Items from a data source
----
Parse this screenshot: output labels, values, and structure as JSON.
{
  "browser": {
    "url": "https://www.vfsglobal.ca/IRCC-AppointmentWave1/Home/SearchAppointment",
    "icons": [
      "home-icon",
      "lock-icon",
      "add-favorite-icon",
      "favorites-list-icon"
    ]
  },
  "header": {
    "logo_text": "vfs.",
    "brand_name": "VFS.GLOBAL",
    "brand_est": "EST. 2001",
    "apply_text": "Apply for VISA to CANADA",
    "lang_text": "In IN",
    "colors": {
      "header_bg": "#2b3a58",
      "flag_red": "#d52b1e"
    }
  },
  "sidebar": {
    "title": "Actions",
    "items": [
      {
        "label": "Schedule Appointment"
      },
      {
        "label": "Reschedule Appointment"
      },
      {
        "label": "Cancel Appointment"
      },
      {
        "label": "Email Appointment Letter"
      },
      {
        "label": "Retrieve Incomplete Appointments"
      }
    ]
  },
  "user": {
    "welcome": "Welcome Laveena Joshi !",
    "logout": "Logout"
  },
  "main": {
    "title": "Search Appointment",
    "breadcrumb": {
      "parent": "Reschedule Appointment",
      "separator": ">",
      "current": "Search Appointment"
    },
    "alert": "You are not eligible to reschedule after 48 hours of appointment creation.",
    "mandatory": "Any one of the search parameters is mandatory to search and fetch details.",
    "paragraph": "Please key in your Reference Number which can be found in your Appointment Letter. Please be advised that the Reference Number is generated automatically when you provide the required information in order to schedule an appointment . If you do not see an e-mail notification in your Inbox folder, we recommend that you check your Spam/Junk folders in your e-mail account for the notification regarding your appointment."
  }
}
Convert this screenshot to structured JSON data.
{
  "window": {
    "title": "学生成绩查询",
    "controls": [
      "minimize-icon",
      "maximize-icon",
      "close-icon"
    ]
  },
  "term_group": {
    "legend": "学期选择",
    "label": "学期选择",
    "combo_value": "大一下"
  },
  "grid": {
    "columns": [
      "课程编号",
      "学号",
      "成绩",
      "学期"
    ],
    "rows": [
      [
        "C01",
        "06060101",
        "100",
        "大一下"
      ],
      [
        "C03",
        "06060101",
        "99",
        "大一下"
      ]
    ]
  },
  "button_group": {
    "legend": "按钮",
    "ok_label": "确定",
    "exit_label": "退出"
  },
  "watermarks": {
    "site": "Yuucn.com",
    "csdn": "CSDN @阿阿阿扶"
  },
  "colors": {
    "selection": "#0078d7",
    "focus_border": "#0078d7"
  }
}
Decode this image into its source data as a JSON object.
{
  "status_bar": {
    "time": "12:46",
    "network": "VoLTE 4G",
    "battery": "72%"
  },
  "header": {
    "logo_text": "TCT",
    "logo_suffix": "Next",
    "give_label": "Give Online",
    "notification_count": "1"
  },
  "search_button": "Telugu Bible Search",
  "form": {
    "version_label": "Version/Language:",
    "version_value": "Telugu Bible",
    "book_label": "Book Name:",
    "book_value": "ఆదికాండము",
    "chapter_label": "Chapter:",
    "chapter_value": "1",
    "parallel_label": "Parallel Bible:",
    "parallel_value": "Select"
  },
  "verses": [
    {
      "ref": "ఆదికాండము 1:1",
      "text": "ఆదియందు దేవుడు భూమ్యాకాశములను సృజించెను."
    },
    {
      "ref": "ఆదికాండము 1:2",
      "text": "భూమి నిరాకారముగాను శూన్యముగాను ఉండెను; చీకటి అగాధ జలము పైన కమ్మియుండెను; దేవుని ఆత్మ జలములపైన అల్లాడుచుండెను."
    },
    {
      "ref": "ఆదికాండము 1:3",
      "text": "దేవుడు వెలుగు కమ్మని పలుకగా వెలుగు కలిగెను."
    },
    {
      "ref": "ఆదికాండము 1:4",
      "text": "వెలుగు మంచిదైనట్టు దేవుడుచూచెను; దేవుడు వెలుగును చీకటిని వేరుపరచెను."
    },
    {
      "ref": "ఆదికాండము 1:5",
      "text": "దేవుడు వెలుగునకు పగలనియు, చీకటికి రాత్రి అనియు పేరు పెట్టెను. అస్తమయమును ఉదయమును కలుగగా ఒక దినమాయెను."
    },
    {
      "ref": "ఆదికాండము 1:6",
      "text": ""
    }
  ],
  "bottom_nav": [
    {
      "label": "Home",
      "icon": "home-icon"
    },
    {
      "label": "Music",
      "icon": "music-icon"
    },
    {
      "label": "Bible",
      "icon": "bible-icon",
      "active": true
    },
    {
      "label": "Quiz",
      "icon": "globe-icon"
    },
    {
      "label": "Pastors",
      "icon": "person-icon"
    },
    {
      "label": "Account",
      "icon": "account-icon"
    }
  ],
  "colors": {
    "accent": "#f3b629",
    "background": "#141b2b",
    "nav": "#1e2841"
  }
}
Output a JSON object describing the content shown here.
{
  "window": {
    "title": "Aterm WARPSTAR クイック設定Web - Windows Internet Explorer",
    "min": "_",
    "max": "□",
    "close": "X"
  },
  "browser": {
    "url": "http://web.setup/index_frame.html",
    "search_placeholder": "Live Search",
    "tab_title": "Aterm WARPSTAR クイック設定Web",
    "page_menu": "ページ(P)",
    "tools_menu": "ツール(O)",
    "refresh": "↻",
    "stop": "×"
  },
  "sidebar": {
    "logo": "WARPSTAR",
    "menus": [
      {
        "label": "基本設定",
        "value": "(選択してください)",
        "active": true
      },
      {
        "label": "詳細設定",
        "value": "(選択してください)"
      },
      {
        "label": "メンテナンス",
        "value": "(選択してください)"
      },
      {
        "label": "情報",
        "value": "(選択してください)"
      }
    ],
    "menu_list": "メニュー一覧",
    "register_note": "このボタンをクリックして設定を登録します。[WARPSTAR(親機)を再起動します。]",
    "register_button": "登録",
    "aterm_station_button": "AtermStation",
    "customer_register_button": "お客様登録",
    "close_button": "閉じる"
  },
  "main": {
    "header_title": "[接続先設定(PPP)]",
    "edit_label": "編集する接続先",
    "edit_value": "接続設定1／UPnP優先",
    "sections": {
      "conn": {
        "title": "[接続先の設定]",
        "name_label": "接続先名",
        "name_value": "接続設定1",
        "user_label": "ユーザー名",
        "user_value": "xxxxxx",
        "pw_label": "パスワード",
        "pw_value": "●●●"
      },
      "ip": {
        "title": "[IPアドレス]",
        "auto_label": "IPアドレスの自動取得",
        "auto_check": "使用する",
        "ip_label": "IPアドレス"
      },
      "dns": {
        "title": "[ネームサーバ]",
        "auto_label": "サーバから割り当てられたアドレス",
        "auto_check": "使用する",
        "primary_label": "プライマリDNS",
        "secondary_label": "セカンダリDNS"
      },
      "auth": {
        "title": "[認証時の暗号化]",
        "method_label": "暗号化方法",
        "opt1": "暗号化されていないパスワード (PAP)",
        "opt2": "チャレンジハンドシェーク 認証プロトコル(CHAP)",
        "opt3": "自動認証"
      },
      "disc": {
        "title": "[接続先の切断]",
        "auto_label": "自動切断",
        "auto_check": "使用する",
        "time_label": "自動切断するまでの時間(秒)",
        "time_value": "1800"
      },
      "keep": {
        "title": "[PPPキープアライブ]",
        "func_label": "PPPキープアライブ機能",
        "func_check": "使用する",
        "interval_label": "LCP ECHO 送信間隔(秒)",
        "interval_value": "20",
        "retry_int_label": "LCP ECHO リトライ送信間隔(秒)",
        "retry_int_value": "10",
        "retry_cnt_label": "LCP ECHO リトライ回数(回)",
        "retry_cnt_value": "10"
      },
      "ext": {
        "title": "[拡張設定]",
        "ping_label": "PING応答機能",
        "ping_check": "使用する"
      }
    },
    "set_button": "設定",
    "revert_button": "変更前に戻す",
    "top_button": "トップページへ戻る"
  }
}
----
**EXERCISE OBJECTIVE**
Collect each line holding the string "WARPSTAR".

**THE RESULT**
    "title": "Aterm WARPSTAR クイック設定Web - Windows Internet Explorer",
    "tab_title": "Aterm WARPSTAR クイック設定Web",
    "logo": "WARPSTAR",
    "register_note": "このボタンをクリックして設定を登録します。[WARPSTAR(親機)を再起動します。]",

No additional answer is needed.